Exercise instructions: The entries below should be given again exactly, minus their pictures.

(Recorded data)
________________________________________
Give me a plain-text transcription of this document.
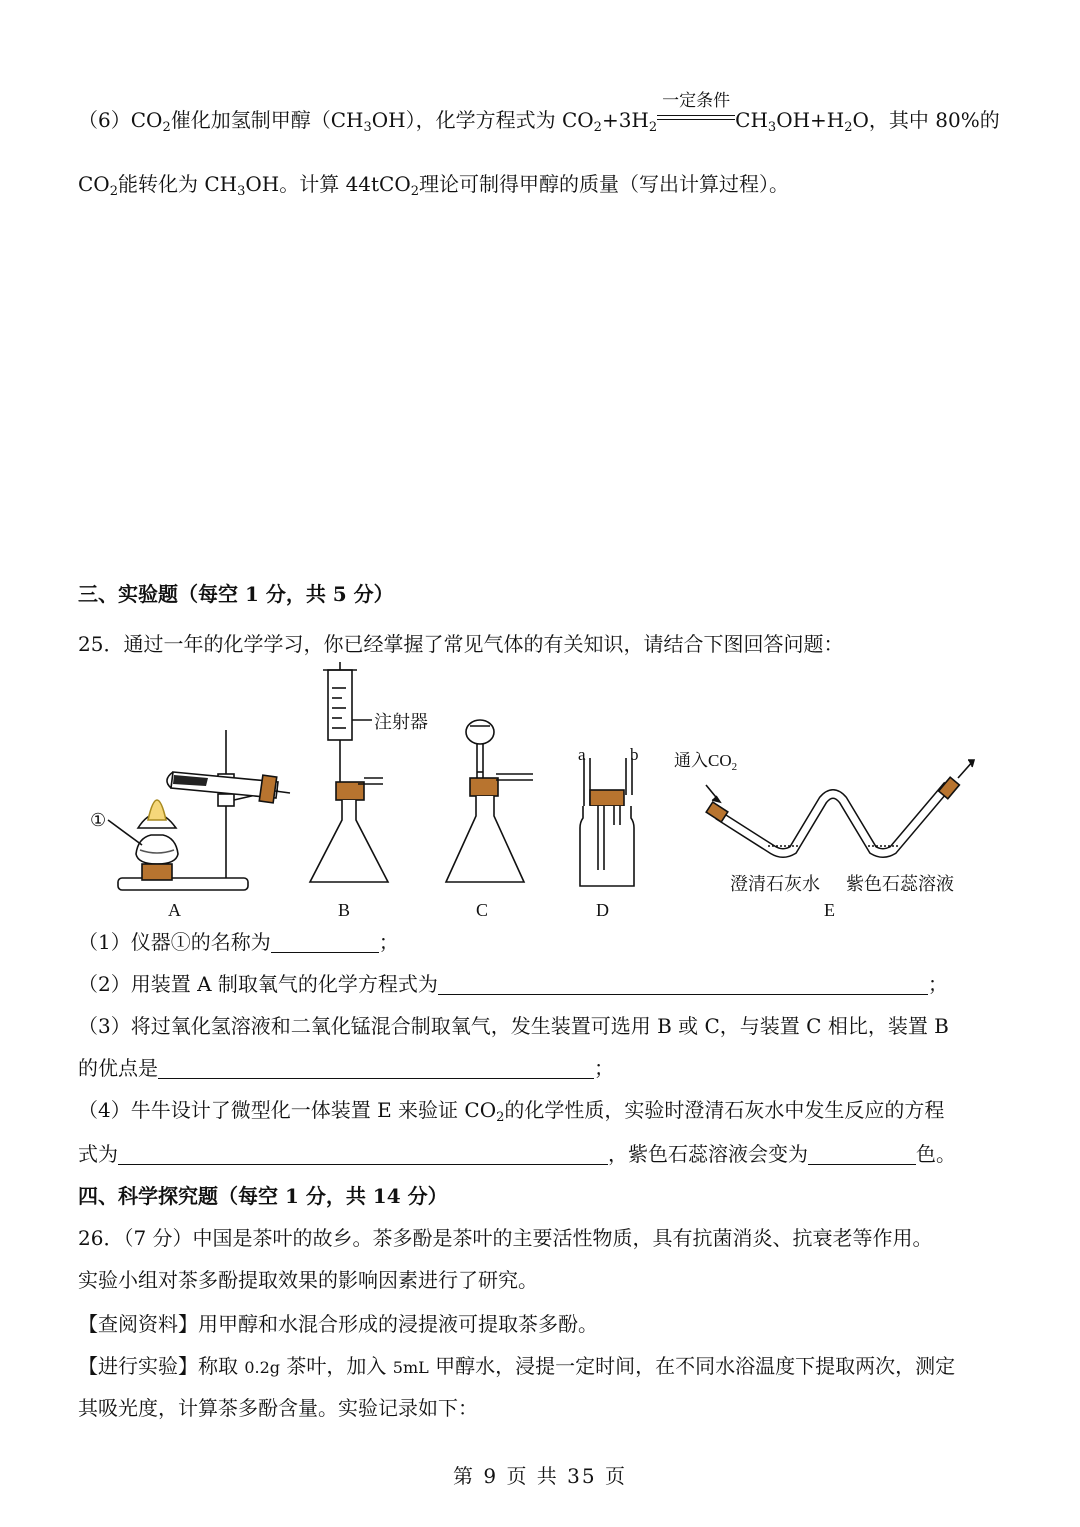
$(6)CO_2$催化加氢制甲醇$(CH_3OH)$，化学方程式为 $CO_2+3H_2$
一定条件
$CH_3OH+H_2O$，其中 80%的
$CO_2$能转化为 $CH_3OH$。计算 44tCO$_2$理论可制得甲醇的质量（写出计算过程）。
三、实验题（每空 1 分，共 5 分）
25．通过一年的化学学习，你已经掌握了常见气体的有关知识，请结合下图回答问题：
①
注射器
a	b 通入$CO_2$
澄清石灰水 紫色石蕊溶液
A	B	C	D	E
（1）仪器①的名称为	；
（2）用装置 A 制取氧气的化学方程式为	；
（3）将过氧化氢溶液和二氧化锰混合制取氧气，发生装置可选用 B 或 C，与装置 C 相比，装置 B
的优点是	；
（4）牛牛设计了微型化一体装置 E 来验证 $CO_2$的化学性质，实验时澄清石灰水中发生反应的方程
式为	，紫色石蕊溶液会变为	色。
四、科学探究题（每空 1 分，共 14 分）
26．（7 分）中国是茶叶的故乡。茶多酚是茶叶的主要活性物质，具有抗菌消炎、抗衰老等作用。
实验小组对茶多酚提取效果的影响因素进行了研究。
【查阅资料】用甲醇和水混合形成的浸提液可提取茶多酚。
【进行实验】称取 0.2g 茶叶，加入 5mL 甲醇水，浸提一定时间，在不同水浴温度下提取两次，测定
其吸光度，计算茶多酚含量。实验记录如下：
第 9 页 共 35 页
________________________________________
Final result:
Give me a plain-text transcription of this document.
$(6)CO_2$催化加氢制甲醇$(CH_3OH)$，化学方程式为 $CO_2+3H_2$
一定条件
$CH_3OH+H_2O$，其中 80%的
$CO_2$能转化为 $CH_3OH$。计算 44tCO$_2$理论可制得甲醇的质量（写出计算过程）。
三、实验题（每空 1 分，共 5 分）
25．通过一年的化学学习，你已经掌握了常见气体的有关知识，请结合下图回答问题：
①
注射器
a	b 通入$CO_2$
澄清石灰水 紫色石蕊溶液
A	B	C	D	E
（1）仪器①的名称为	；
（2）用装置 A 制取氧气的化学方程式为	；
（3）将过氧化氢溶液和二氧化锰混合制取氧气，发生装置可选用 B 或 C，与装置 C 相比，装置 B
的优点是	；
（4）牛牛设计了微型化一体装置 E 来验证 $CO_2$的化学性质，实验时澄清石灰水中发生反应的方程
式为	，紫色石蕊溶液会变为	色。
四、科学探究题（每空 1 分，共 14 分）
26．（7 分）中国是茶叶的故乡。茶多酚是茶叶的主要活性物质，具有抗菌消炎、抗衰老等作用。
实验小组对茶多酚提取效果的影响因素进行了研究。
【查阅资料】用甲醇和水混合形成的浸提液可提取茶多酚。
【进行实验】称取 0.2g 茶叶，加入 5mL 甲醇水，浸提一定时间，在不同水浴温度下提取两次，测定
其吸光度，计算茶多酚含量。实验记录如下：
第 9 页 共 35 页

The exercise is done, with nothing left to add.